Task:
Tally up the lines that include "text" and state that number by itself.
--- begin Data provided ---
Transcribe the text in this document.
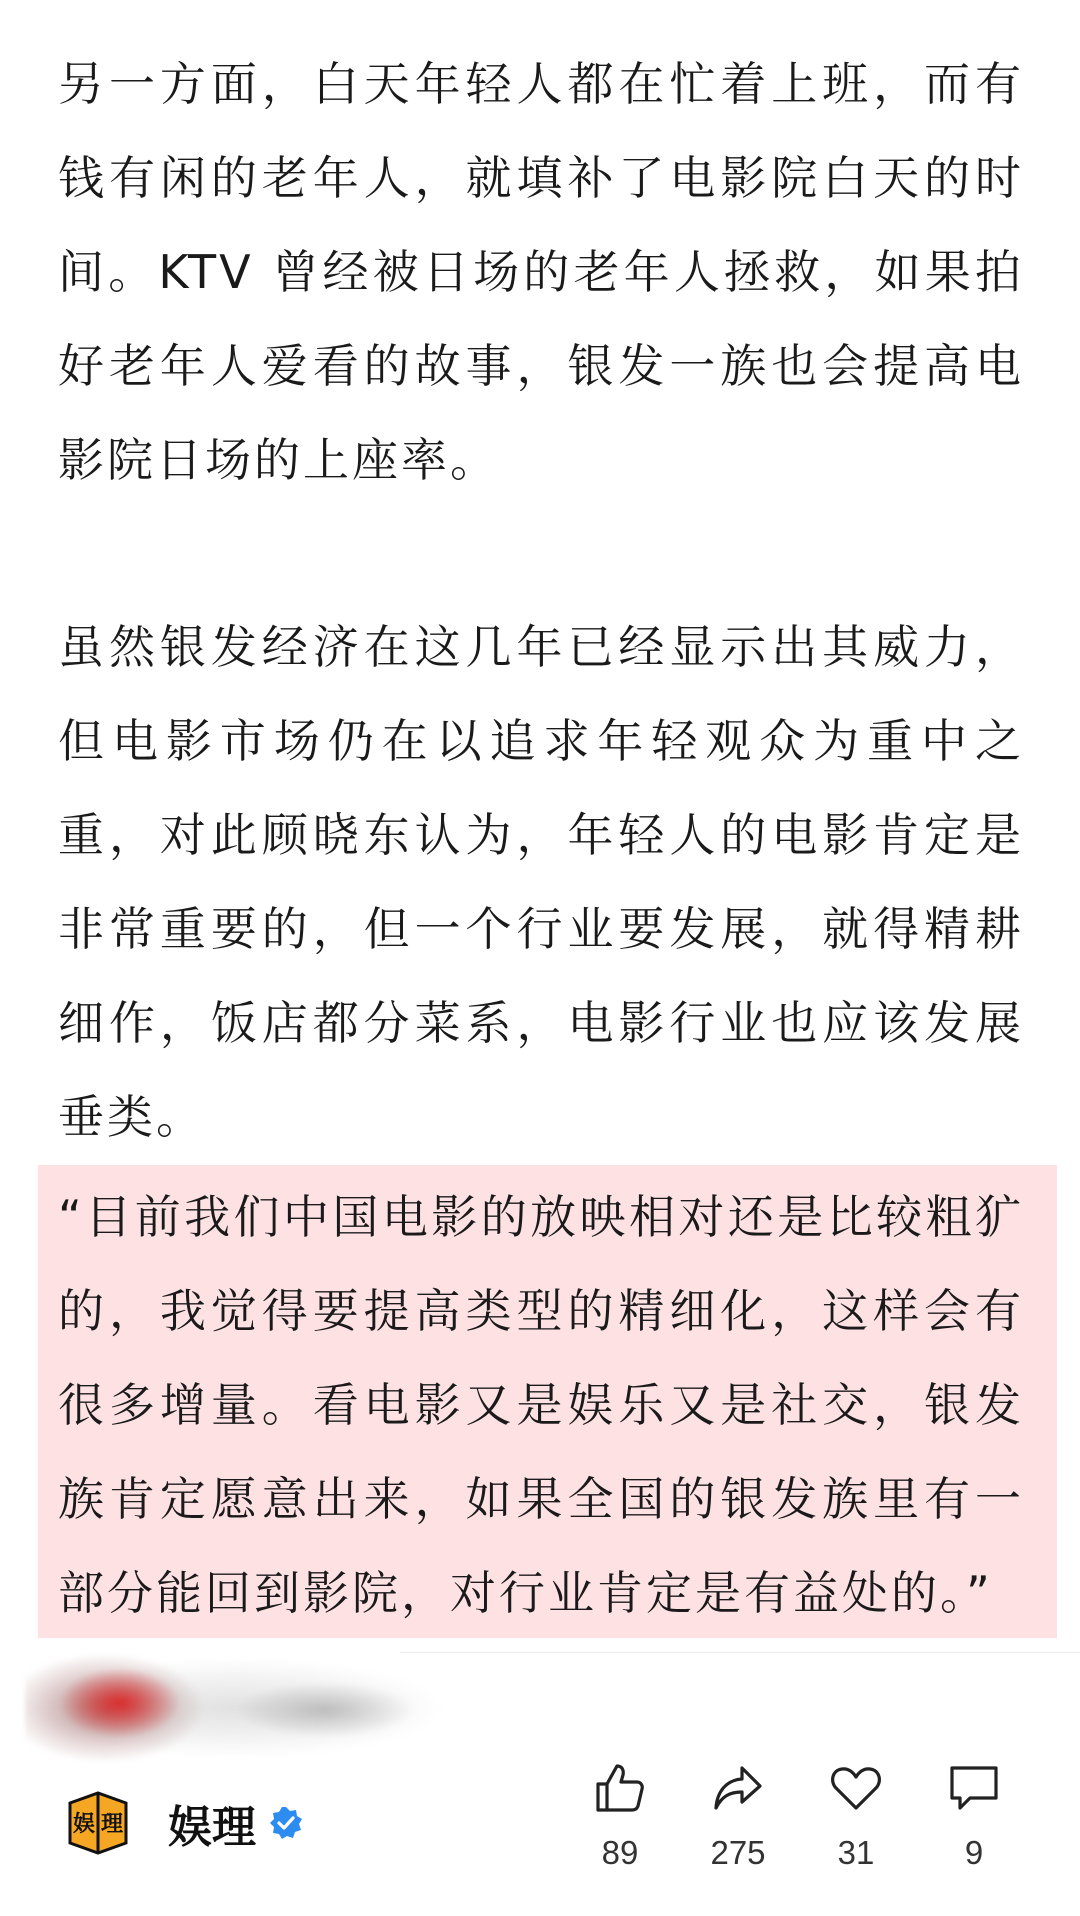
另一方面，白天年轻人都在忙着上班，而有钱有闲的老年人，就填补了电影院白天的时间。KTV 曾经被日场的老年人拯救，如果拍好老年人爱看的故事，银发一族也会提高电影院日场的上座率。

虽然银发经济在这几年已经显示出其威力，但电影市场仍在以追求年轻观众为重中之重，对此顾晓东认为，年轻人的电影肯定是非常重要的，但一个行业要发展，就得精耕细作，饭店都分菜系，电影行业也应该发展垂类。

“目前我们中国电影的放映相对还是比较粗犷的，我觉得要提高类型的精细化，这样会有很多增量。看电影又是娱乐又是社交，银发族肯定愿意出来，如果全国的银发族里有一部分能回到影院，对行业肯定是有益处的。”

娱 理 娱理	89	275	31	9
--- end Data provided ---
--- begin Data provided ---
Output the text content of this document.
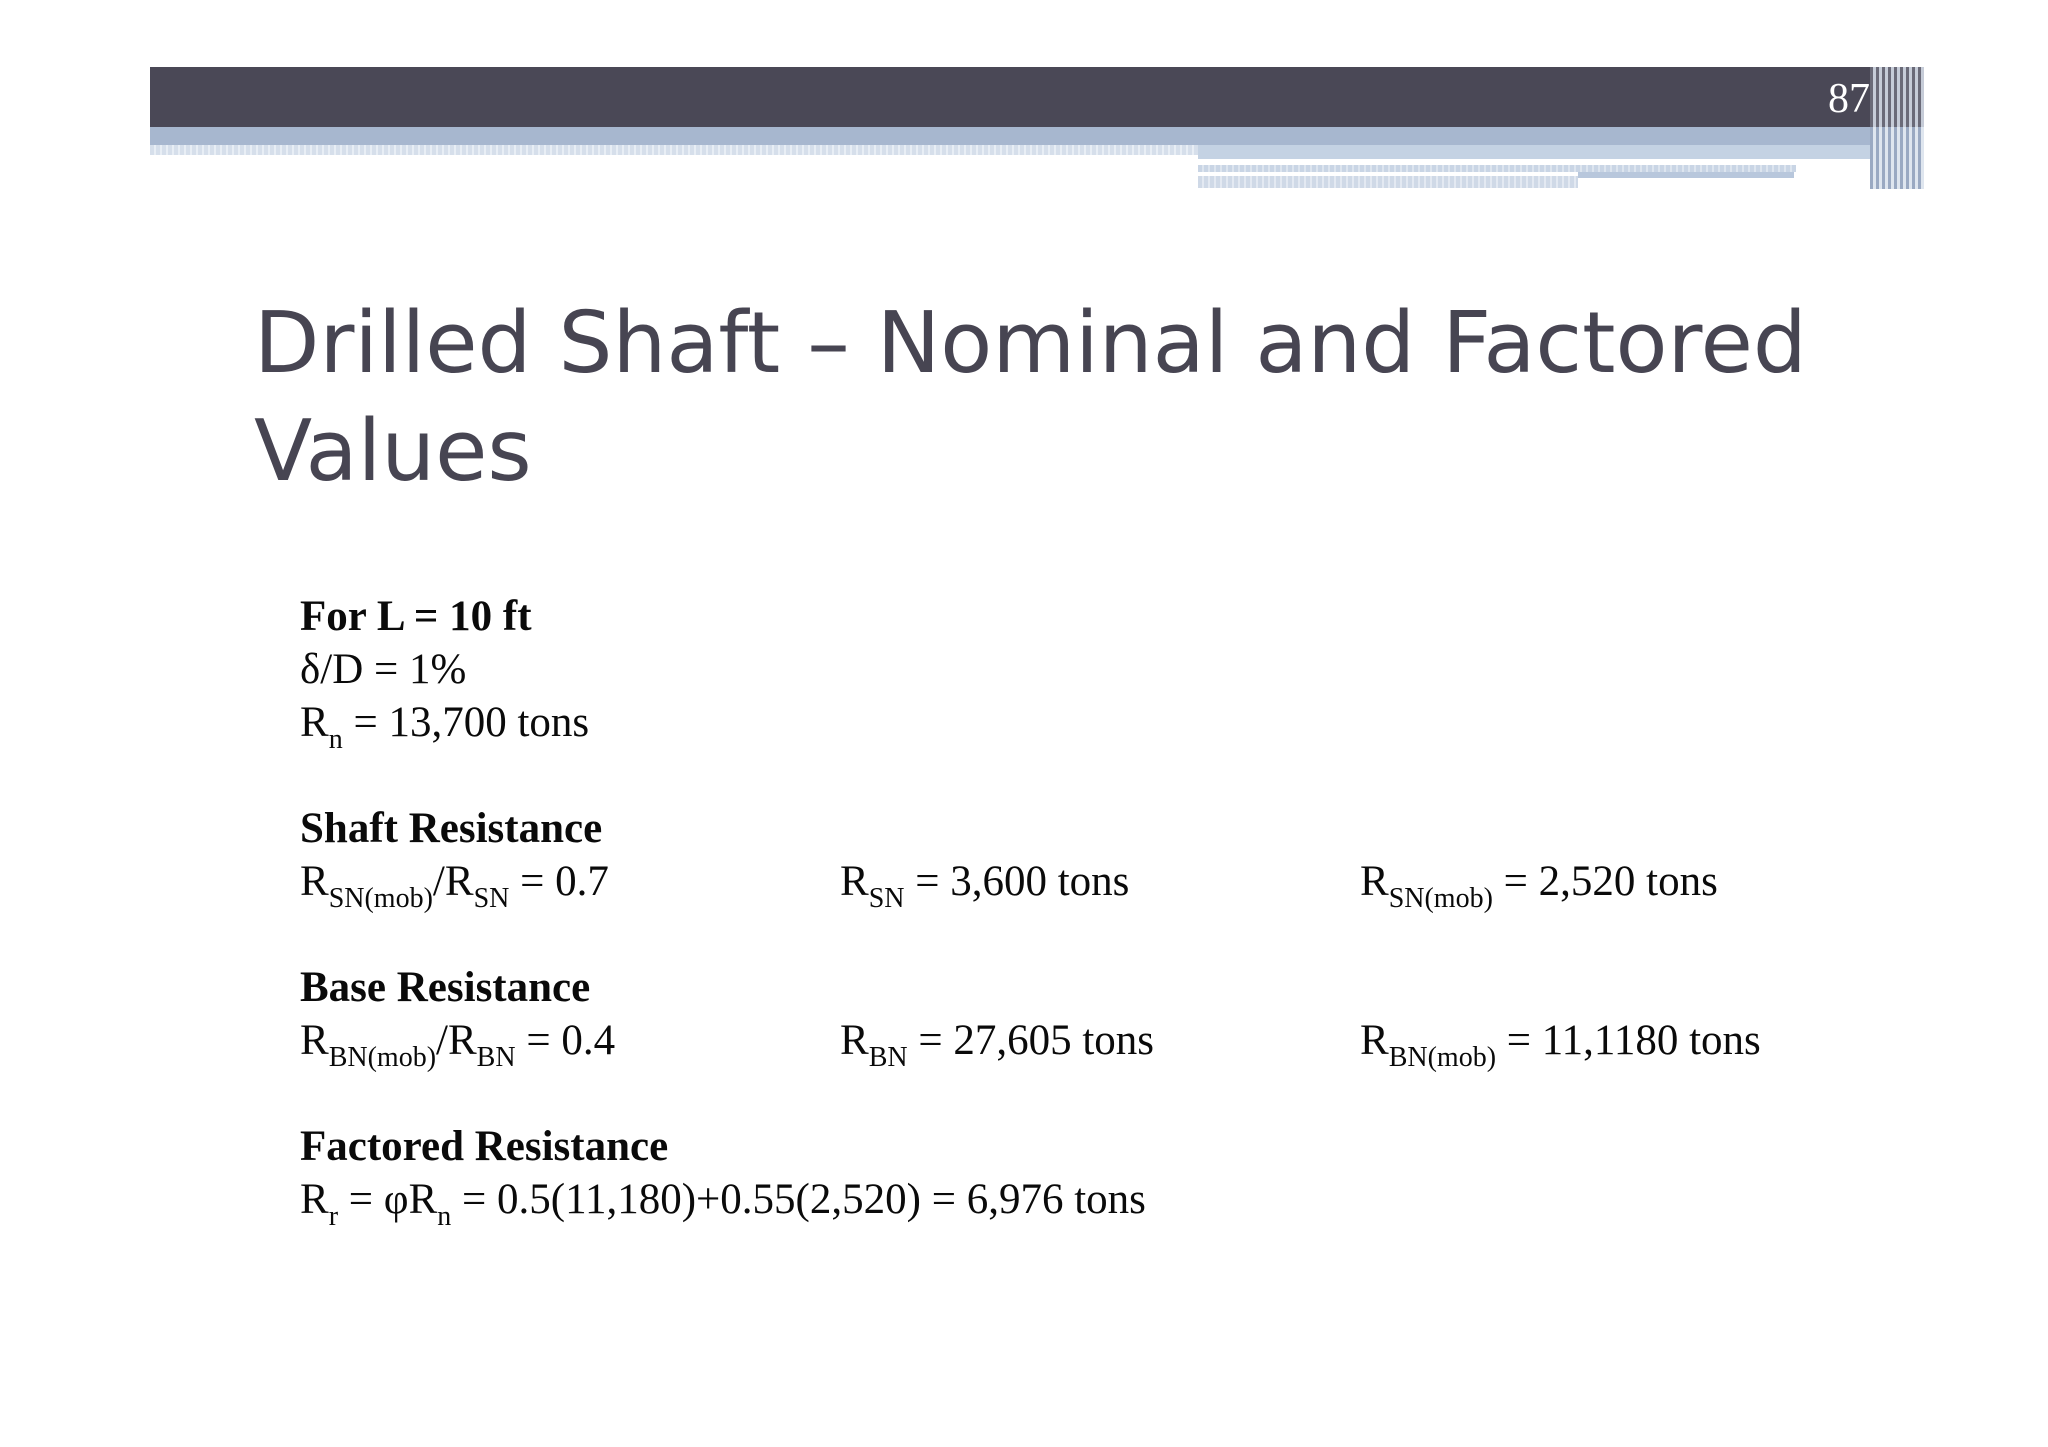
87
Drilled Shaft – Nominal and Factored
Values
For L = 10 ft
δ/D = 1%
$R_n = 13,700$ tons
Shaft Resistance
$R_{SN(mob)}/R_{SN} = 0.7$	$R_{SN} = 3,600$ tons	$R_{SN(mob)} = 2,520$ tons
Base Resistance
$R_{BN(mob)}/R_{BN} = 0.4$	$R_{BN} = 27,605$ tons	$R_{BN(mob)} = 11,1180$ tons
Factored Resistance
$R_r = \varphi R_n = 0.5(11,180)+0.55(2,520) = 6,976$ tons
--- end Data provided ---
--- begin Data provided ---
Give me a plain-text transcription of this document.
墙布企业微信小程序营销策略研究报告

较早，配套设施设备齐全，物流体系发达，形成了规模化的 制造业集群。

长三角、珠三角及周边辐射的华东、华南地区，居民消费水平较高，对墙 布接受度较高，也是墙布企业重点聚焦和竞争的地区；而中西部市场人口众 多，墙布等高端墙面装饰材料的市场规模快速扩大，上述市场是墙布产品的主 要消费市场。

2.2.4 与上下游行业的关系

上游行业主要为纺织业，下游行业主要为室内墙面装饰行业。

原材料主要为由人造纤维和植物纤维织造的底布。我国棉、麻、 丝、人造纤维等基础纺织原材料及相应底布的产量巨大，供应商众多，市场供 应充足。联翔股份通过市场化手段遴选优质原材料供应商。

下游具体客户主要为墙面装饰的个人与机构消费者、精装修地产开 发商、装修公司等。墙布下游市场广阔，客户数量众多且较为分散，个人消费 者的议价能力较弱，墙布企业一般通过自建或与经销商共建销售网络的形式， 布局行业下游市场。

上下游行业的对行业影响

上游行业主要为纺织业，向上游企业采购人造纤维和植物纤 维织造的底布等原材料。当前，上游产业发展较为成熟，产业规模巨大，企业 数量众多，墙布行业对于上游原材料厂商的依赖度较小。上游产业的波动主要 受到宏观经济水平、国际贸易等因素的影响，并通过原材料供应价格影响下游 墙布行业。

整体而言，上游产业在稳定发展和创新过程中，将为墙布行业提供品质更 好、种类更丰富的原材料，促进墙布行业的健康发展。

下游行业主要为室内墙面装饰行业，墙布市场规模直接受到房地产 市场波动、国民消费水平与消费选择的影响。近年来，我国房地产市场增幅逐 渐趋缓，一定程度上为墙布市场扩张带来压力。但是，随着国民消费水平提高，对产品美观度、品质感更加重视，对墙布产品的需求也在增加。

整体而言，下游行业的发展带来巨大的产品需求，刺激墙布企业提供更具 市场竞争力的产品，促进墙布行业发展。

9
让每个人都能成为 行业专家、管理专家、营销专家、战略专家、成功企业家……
--- end Data provided ---
Solution to the problem:
3